--- START ---

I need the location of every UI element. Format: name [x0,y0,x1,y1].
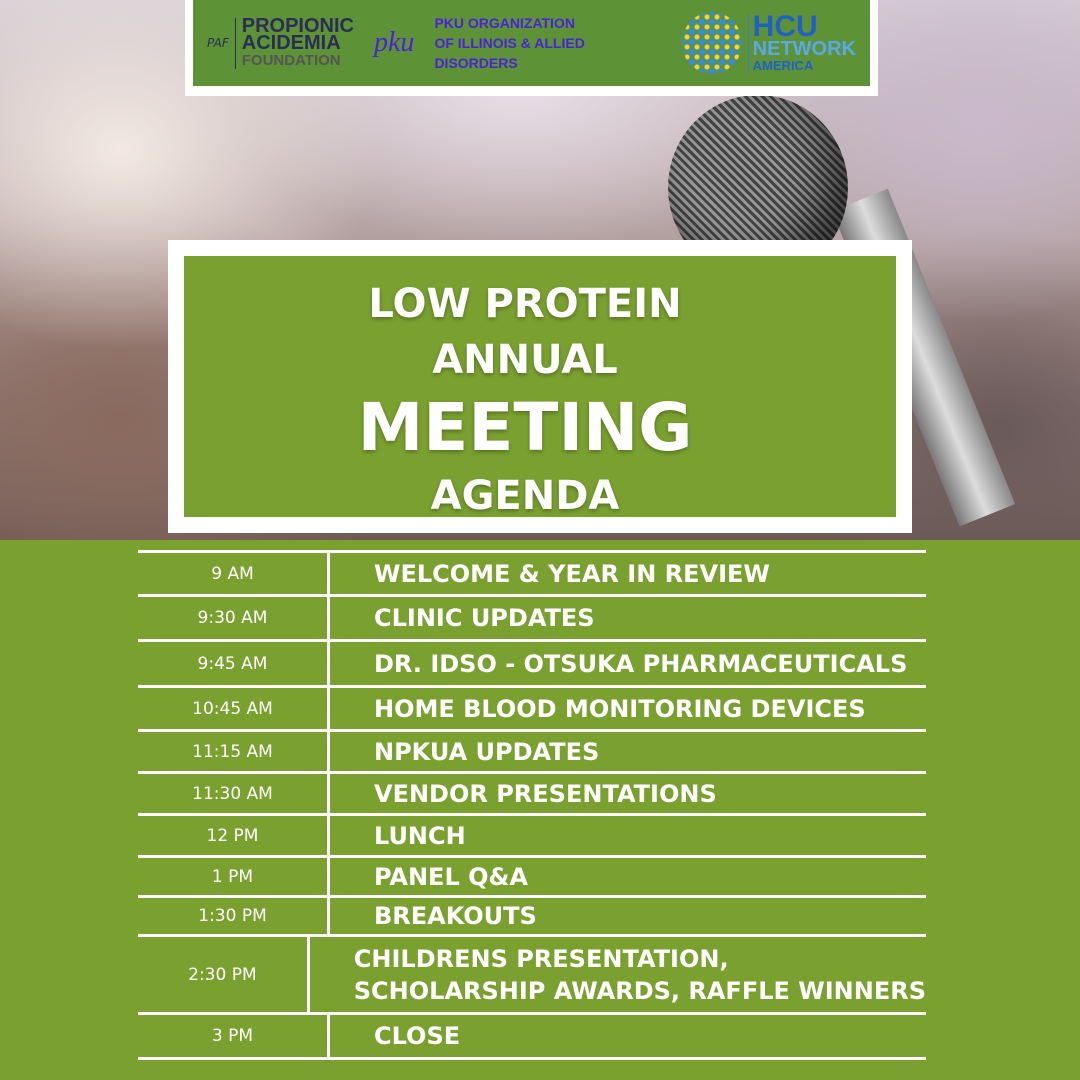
title-main: MEETING [357,389,693,466]
time-text: 10:45 AM [192,698,273,719]
agenda-event: CLINIC UPDATES [330,602,595,634]
agenda-row: 1 PM PANEL Q&A [138,855,926,895]
time-text: 12 PM [206,825,259,846]
logo-text: AMERICA [752,58,814,73]
logo-text: NETWORK [752,38,856,60]
agenda-time: 2:30 PM [138,937,310,1012]
event-text: SCHOLARSHIP AWARDS, RAFFLE WINNERS [353,976,926,1005]
agenda-time: 11:15 AM [138,732,330,771]
agenda-table: 9 AM WELCOME & YEAR IN REVIEW 9:30 AM CLINI… [138,550,926,1060]
agenda-row: 9 AM WELCOME & YEAR IN REVIEW [138,550,926,594]
agenda-time: 9:45 AM [138,642,330,685]
agenda-event: WELCOME & YEAR IN REVIEW [330,558,770,590]
agenda-event: PANEL Q&A [330,861,528,893]
agenda-row: 11:15 AM NPKUA UPDATES [138,729,926,771]
event-text: CLINIC UPDATES [374,604,595,632]
agenda-time: 10:45 AM [138,688,330,729]
agenda-row: 3 PM CLOSE [138,1012,926,1060]
time-text: 9:45 AM [197,653,268,674]
hcu-network-logo: HCU NETWORK AMERICA [681,10,856,74]
agenda-time: 1 PM [138,858,330,895]
time-text: 9 AM [211,563,254,584]
agenda-row: 10:45 AM HOME BLOOD MONITORING DEVICES [138,685,926,729]
agenda-event: NPKUA UPDATES [330,736,599,768]
event-text: LUNCH [374,821,466,850]
logo-text: PKU ORGANIZATION [434,15,575,31]
agenda-event: CLOSE [330,1020,460,1052]
tree-icon [681,12,742,74]
logo-text: FOUNDATION [241,51,341,69]
time-text: 11:30 AM [192,783,273,804]
event-text: VENDOR PRESENTATIONS [374,779,717,808]
agenda-time: 9:30 AM [138,597,330,639]
event-text: CLOSE [374,1022,461,1050]
agenda-event: CHILDRENS PRESENTATION, SCHOLARSHIP AWARD… [310,943,926,1007]
agenda-time: 11:30 AM [138,774,330,813]
agenda-time: 3 PM [138,1015,330,1057]
title-line: AGENDA [430,473,620,519]
time-text: 1 PM [211,866,254,887]
agenda-row: 9:30 AM CLINIC UPDATES [138,594,926,639]
time-text: 3 PM [211,1026,254,1046]
logo-text: PROPIONIC [241,14,354,37]
agenda-event: VENDOR PRESENTATIONS [330,778,717,810]
event-text: PANEL Q&A [374,862,528,891]
agenda-row: 9:45 AM DR. IDSO - OTSUKA PHARMACEUTICALS [138,639,926,685]
sponsor-logos-banner: PAF PROPIONIC ACIDEMIA FOUNDATION pku PKU … [185,0,878,96]
time-text: 1:30 PM [198,906,267,926]
title-line: ANNUAL [432,337,618,383]
time-text: 9:30 AM [197,608,268,628]
agenda-time: 12 PM [138,816,330,855]
event-text: DR. IDSO - OTSUKA PHARMACEUTICALS [374,649,908,678]
logo-text: HCU [752,10,818,43]
pku-organization-logo: PKU ORGANIZATION OF ILLINOIS & ALLIED DI… [434,13,584,73]
logo-text: ACIDEMIA [241,31,341,54]
event-text: CHILDRENS PRESENTATION, [353,944,729,973]
event-text: NPKUA UPDATES [374,737,600,766]
time-text: 2:30 PM [188,964,257,985]
pku-logo-mark: pku [374,27,415,58]
agenda-event: LUNCH [330,820,466,852]
event-text: HOME BLOOD MONITORING DEVICES [374,694,866,723]
event-text: BREAKOUTS [374,902,537,930]
agenda-row: 2:30 PM CHILDRENS PRESENTATION, SCHOLARSHI… [138,934,926,1012]
event-text: WELCOME & YEAR IN REVIEW [374,559,770,588]
agenda-row: 12 PM LUNCH [138,813,926,855]
agenda-event: DR. IDSO - OTSUKA PHARMACEUTICALS [330,648,907,680]
title-line: LOW PROTEIN [368,281,682,327]
agenda-time: 1:30 PM [138,898,330,934]
agenda-event: HOME BLOOD MONITORING DEVICES [330,693,866,725]
title-box: LOW PROTEIN ANNUAL MEETING AGENDA [168,240,912,533]
logo-text: DISORDERS [434,55,518,71]
agenda-time: 9 AM [138,553,330,594]
propionic-acidemia-logo: PAF PROPIONIC ACIDEMIA FOUNDATION [207,14,354,69]
logo-text: OF ILLINOIS & ALLIED [434,35,585,51]
time-text: 11:15 AM [192,741,273,762]
agenda-row: 1:30 PM BREAKOUTS [138,895,926,934]
agenda-event: BREAKOUTS [330,900,537,932]
agenda-row: 11:30 AM VENDOR PRESENTATIONS [138,771,926,813]
paf-mark: PAF [207,36,229,50]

--- END ---

Images do not belong in the copy; reproduce all other parts of the records above verbatim.

- **RESPONSE**
I need the location of every UI element. Format: name [x0,y0,x1,y1].
title-main: MEETING [357,389,693,466]
time-text: 10:45 AM [192,698,273,719]
agenda-event: CLINIC UPDATES [330,602,595,634]
agenda-row: 1 PM PANEL Q&A [138,855,926,895]
time-text: 12 PM [206,825,259,846]
logo-text: AMERICA [752,58,814,73]
logo-text: NETWORK [752,38,856,60]
agenda-time: 2:30 PM [138,937,310,1012]
event-text: SCHOLARSHIP AWARDS, RAFFLE WINNERS [353,976,926,1005]
agenda-time: 11:15 AM [138,732,330,771]
agenda-table: 9 AM WELCOME & YEAR IN REVIEW 9:30 AM CLINI… [138,550,926,1060]
agenda-row: 9 AM WELCOME & YEAR IN REVIEW [138,550,926,594]
agenda-time: 9:45 AM [138,642,330,685]
agenda-event: WELCOME & YEAR IN REVIEW [330,558,770,590]
agenda-event: PANEL Q&A [330,861,528,893]
agenda-row: 11:15 AM NPKUA UPDATES [138,729,926,771]
event-text: CLINIC UPDATES [374,604,595,632]
agenda-time: 10:45 AM [138,688,330,729]
agenda-row: 3 PM CLOSE [138,1012,926,1060]
time-text: 9:45 AM [197,653,268,674]
hcu-network-logo: HCU NETWORK AMERICA [681,10,856,74]
agenda-time: 1 PM [138,858,330,895]
time-text: 9 AM [211,563,254,584]
agenda-row: 10:45 AM HOME BLOOD MONITORING DEVICES [138,685,926,729]
agenda-event: NPKUA UPDATES [330,736,599,768]
event-text: LUNCH [374,821,466,850]
logo-text: PKU ORGANIZATION [434,15,575,31]
agenda-event: CLOSE [330,1020,460,1052]
tree-icon [681,12,742,74]
logo-text: FOUNDATION [241,51,341,69]
time-text: 11:30 AM [192,783,273,804]
event-text: VENDOR PRESENTATIONS [374,779,717,808]
agenda-time: 9:30 AM [138,597,330,639]
event-text: CLOSE [374,1022,461,1050]
agenda-event: CHILDRENS PRESENTATION, SCHOLARSHIP AWARD… [310,943,926,1007]
agenda-time: 11:30 AM [138,774,330,813]
agenda-time: 3 PM [138,1015,330,1057]
title-line: AGENDA [430,473,620,519]
time-text: 1 PM [211,866,254,887]
agenda-row: 9:30 AM CLINIC UPDATES [138,594,926,639]
time-text: 3 PM [211,1026,254,1046]
logo-text: PROPIONIC [241,14,354,37]
agenda-event: VENDOR PRESENTATIONS [330,778,717,810]
event-text: PANEL Q&A [374,862,528,891]
agenda-row: 9:45 AM DR. IDSO - OTSUKA PHARMACEUTICALS [138,639,926,685]
sponsor-logos-banner: PAF PROPIONIC ACIDEMIA FOUNDATION pku PKU … [185,0,878,96]
time-text: 1:30 PM [198,906,267,926]
title-line: ANNUAL [432,337,618,383]
time-text: 9:30 AM [197,608,268,628]
agenda-time: 12 PM [138,816,330,855]
event-text: DR. IDSO - OTSUKA PHARMACEUTICALS [374,649,908,678]
logo-text: HCU [752,10,818,43]
pku-organization-logo: PKU ORGANIZATION OF ILLINOIS & ALLIED DI… [434,13,584,73]
logo-text: ACIDEMIA [241,31,341,54]
event-text: CHILDRENS PRESENTATION, [353,944,729,973]
event-text: NPKUA UPDATES [374,737,600,766]
time-text: 2:30 PM [188,964,257,985]
pku-logo-mark: pku [374,27,415,58]
agenda-event: LUNCH [330,820,466,852]
event-text: HOME BLOOD MONITORING DEVICES [374,694,866,723]
event-text: BREAKOUTS [374,902,537,930]
agenda-row: 2:30 PM CHILDRENS PRESENTATION, SCHOLARSHI… [138,934,926,1012]
event-text: WELCOME & YEAR IN REVIEW [374,559,770,588]
agenda-row: 12 PM LUNCH [138,813,926,855]
agenda-event: DR. IDSO - OTSUKA PHARMACEUTICALS [330,648,907,680]
title-line: LOW PROTEIN [368,281,682,327]
agenda-time: 1:30 PM [138,898,330,934]
agenda-event: HOME BLOOD MONITORING DEVICES [330,693,866,725]
title-box: LOW PROTEIN ANNUAL MEETING AGENDA [168,240,912,533]
logo-text: DISORDERS [434,55,518,71]
agenda-time: 9 AM [138,553,330,594]
propionic-acidemia-logo: PAF PROPIONIC ACIDEMIA FOUNDATION [207,14,354,69]
logo-text: OF ILLINOIS & ALLIED [434,35,585,51]
time-text: 11:15 AM [192,741,273,762]
agenda-row: 1:30 PM BREAKOUTS [138,895,926,934]
agenda-event: BREAKOUTS [330,900,537,932]
agenda-row: 11:30 AM VENDOR PRESENTATIONS [138,771,926,813]
paf-mark: PAF [207,36,229,50]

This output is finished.